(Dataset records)
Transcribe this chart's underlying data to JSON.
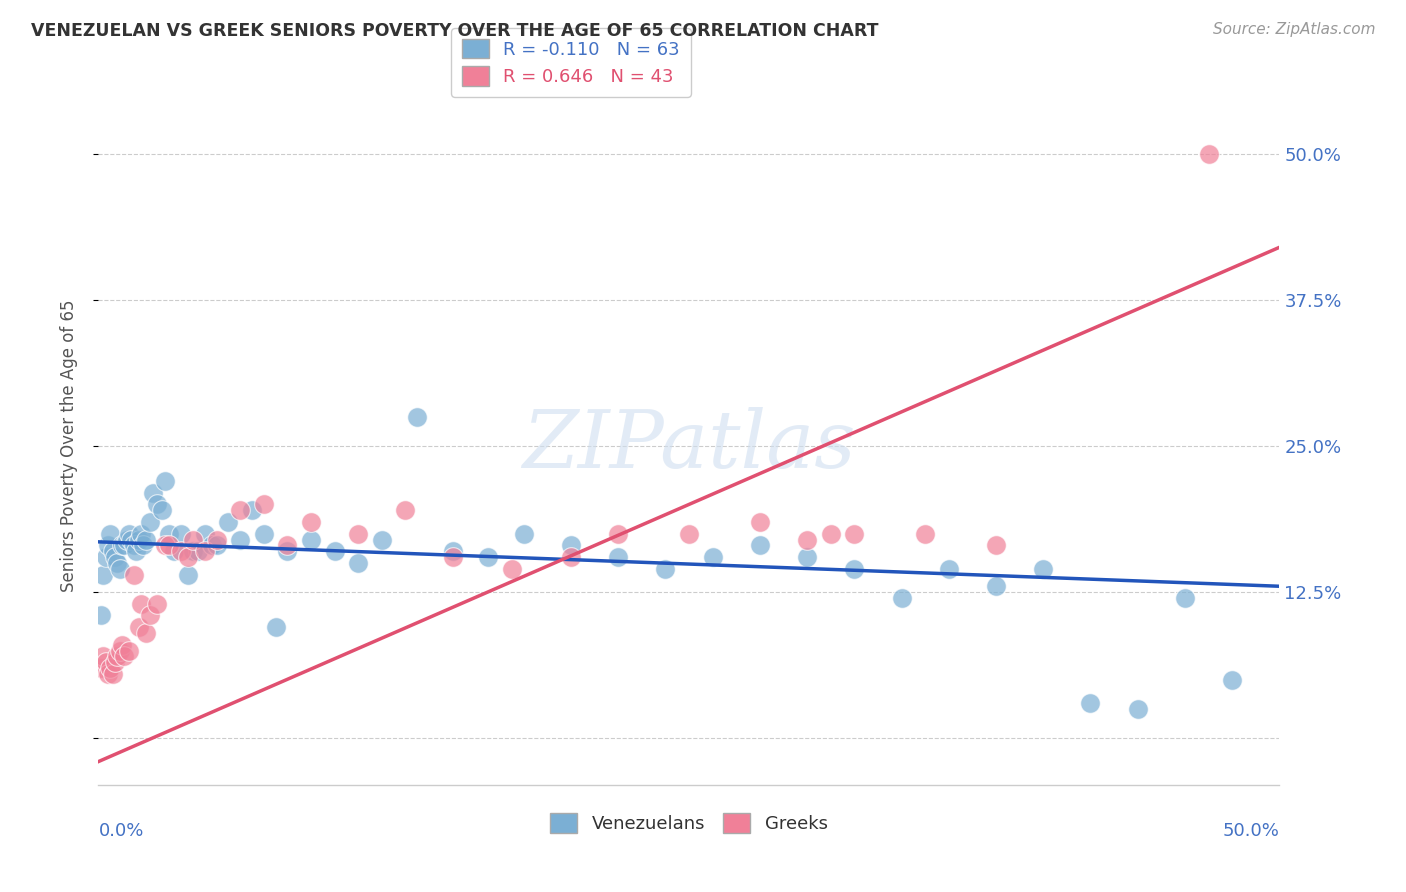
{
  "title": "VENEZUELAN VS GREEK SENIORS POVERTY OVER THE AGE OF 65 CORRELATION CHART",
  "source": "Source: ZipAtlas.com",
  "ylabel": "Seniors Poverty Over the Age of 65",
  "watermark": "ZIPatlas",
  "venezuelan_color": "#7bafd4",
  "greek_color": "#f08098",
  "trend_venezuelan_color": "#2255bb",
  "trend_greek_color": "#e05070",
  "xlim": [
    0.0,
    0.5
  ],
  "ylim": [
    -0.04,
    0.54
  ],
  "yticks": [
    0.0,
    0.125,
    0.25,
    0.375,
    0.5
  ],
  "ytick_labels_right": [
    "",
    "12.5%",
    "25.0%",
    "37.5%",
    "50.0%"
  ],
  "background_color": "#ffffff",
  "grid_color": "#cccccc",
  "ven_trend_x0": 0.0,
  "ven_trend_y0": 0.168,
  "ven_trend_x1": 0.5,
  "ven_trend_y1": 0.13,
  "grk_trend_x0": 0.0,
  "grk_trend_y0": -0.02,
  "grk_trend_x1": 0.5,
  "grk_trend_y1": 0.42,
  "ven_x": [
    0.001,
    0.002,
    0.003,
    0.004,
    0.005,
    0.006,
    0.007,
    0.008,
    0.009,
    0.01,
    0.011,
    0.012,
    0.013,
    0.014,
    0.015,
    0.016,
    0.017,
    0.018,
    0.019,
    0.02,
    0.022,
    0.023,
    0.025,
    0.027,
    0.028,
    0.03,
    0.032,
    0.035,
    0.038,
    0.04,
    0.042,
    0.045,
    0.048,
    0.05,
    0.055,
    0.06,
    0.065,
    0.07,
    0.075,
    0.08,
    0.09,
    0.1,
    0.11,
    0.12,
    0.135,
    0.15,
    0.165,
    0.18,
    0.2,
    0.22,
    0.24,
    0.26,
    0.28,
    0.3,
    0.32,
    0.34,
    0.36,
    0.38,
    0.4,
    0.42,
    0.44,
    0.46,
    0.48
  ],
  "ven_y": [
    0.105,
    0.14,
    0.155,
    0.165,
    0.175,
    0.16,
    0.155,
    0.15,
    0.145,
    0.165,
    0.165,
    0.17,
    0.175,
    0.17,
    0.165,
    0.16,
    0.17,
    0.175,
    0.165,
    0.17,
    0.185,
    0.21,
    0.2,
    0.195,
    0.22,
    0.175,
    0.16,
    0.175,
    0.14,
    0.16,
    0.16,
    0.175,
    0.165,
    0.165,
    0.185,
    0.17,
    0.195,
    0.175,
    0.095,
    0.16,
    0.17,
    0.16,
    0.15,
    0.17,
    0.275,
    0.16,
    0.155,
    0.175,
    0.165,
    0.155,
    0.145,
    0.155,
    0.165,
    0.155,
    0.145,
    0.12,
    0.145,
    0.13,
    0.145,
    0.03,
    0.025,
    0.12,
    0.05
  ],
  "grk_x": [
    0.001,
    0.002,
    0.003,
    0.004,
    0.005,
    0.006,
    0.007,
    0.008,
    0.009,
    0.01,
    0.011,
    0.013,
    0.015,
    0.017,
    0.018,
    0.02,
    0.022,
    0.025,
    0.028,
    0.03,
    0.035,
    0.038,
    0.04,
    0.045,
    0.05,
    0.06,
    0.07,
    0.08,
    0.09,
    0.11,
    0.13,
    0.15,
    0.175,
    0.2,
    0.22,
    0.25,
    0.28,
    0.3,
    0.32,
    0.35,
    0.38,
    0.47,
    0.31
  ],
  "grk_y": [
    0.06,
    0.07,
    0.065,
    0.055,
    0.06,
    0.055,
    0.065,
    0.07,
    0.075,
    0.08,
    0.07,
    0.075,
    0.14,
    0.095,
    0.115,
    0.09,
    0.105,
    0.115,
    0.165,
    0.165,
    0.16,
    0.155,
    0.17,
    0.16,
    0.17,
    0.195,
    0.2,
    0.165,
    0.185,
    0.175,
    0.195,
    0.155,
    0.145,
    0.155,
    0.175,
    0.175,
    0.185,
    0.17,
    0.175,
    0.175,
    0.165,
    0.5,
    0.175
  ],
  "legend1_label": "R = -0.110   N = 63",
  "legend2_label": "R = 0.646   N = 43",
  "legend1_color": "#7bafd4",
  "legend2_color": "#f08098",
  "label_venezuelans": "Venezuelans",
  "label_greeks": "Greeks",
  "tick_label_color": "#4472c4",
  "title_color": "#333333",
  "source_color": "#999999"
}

--

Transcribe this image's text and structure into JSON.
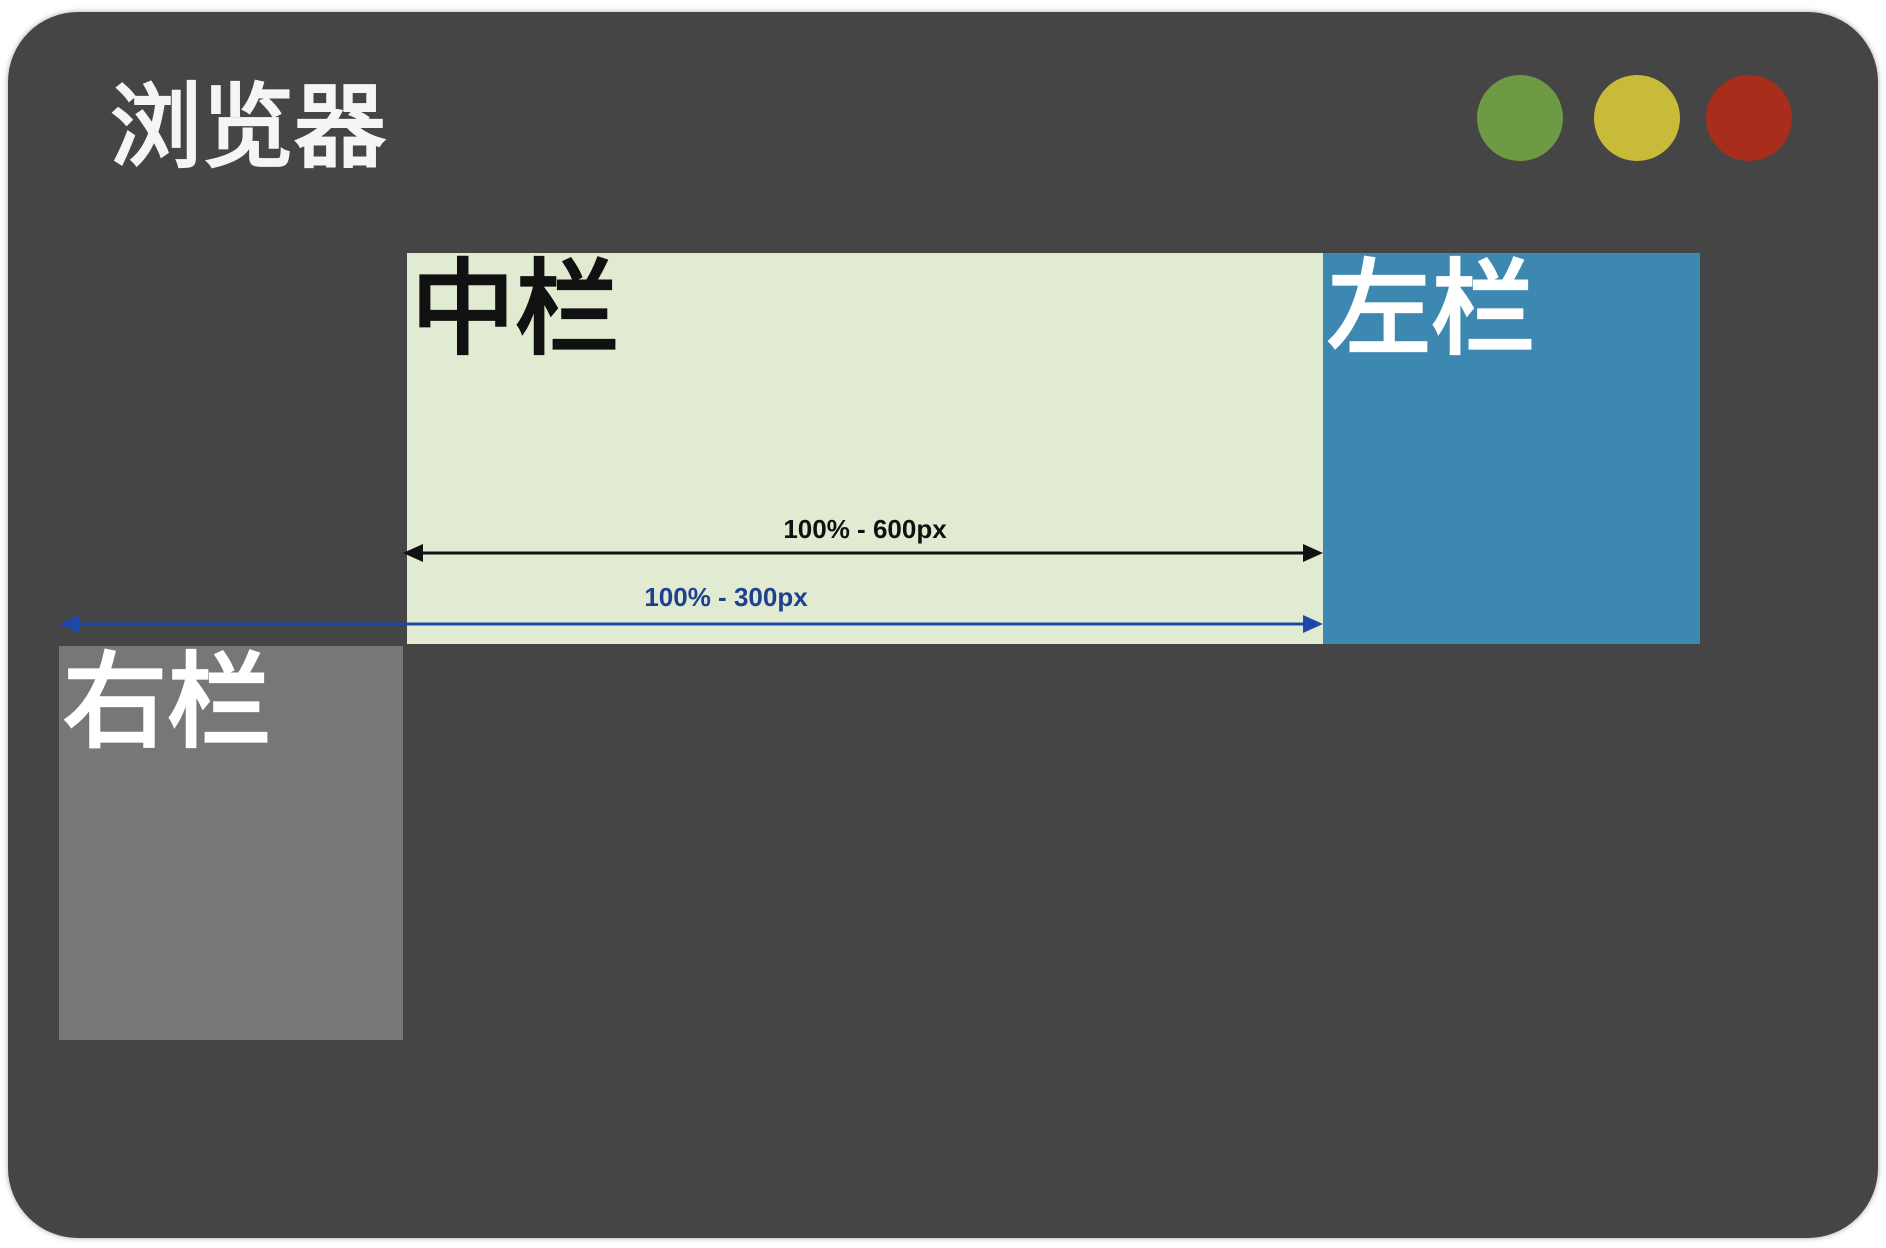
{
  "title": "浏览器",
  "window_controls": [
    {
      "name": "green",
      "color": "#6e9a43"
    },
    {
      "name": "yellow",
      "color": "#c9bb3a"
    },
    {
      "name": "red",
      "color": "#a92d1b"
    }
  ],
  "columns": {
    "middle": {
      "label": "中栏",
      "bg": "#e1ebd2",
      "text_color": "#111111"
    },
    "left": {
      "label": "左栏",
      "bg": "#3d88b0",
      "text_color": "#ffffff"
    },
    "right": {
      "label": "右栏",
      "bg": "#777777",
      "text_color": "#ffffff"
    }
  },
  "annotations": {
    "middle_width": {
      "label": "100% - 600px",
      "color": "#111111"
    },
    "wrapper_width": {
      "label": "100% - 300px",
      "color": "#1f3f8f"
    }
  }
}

• **Short problem**
Where a line above contains the string "JSON", copy that line.

• **Output of the task**
Transcribe this chart's underlying data to JSON.
Transcribe this image's text and structure into JSON.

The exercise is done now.